[Material to process — start]
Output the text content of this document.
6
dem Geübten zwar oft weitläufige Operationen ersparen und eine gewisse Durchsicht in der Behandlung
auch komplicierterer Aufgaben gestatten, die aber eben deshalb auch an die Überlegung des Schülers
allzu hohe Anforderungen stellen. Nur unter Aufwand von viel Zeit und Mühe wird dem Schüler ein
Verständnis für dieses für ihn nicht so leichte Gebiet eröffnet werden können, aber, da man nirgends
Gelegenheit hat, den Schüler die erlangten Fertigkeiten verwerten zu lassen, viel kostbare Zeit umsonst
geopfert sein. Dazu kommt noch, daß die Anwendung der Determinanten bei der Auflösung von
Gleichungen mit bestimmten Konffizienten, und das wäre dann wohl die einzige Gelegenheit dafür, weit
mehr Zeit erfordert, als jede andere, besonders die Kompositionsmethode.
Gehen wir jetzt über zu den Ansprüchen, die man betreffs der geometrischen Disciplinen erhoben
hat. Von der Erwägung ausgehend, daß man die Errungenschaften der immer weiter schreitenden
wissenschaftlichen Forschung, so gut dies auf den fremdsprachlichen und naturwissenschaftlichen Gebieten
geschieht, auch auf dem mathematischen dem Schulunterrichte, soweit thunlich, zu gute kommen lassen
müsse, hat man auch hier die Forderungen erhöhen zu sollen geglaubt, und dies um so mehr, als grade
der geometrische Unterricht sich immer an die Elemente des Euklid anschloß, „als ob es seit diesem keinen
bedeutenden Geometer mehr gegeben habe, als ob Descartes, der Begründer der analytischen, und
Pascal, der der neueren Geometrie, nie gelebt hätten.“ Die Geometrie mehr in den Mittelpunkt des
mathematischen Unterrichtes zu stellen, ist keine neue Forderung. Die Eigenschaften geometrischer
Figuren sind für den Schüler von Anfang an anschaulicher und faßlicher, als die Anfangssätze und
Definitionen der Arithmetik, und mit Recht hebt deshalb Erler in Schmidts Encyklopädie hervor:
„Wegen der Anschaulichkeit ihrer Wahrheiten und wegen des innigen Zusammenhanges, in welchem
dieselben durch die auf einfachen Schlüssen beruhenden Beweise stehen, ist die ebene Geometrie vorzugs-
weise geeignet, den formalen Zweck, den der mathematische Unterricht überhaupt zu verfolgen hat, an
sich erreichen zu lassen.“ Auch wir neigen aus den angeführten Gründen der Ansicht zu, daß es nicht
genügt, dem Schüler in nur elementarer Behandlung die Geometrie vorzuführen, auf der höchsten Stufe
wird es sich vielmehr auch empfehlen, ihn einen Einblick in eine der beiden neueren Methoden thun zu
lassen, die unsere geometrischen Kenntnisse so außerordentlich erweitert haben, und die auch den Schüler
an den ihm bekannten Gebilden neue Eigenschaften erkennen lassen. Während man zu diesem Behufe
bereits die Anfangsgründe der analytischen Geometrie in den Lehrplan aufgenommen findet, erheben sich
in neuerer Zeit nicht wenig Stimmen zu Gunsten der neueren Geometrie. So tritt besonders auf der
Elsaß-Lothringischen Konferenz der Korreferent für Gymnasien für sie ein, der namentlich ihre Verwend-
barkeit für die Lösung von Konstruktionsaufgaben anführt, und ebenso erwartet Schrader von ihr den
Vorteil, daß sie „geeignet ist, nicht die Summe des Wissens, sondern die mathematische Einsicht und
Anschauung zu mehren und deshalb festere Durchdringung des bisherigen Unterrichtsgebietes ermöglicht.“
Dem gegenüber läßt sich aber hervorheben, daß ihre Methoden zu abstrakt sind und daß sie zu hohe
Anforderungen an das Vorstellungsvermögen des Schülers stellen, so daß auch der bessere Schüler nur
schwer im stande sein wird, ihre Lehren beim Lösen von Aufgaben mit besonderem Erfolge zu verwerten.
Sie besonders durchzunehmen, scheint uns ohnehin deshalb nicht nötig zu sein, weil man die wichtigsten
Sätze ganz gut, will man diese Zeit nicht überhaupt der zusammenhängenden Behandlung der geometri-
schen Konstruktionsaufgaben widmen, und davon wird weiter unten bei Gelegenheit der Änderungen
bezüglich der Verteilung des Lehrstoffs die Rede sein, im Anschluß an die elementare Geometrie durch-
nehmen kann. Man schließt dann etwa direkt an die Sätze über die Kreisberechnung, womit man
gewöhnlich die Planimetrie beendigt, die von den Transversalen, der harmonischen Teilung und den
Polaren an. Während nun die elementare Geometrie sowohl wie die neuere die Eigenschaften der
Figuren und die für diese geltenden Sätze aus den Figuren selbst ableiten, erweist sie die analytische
[Material to process — finish]
__What this task involves__.
Search the material above for the word "analytischen", then copy each line that holds it.

__Response area__.
bedeutenden Geometer mehr gegeben habe, als ob Descartes, der Begründer der analytischen, und
bereits die Anfangsgründe der analytischen Geometrie in den Lehrplan aufgenommen findet, erheben sich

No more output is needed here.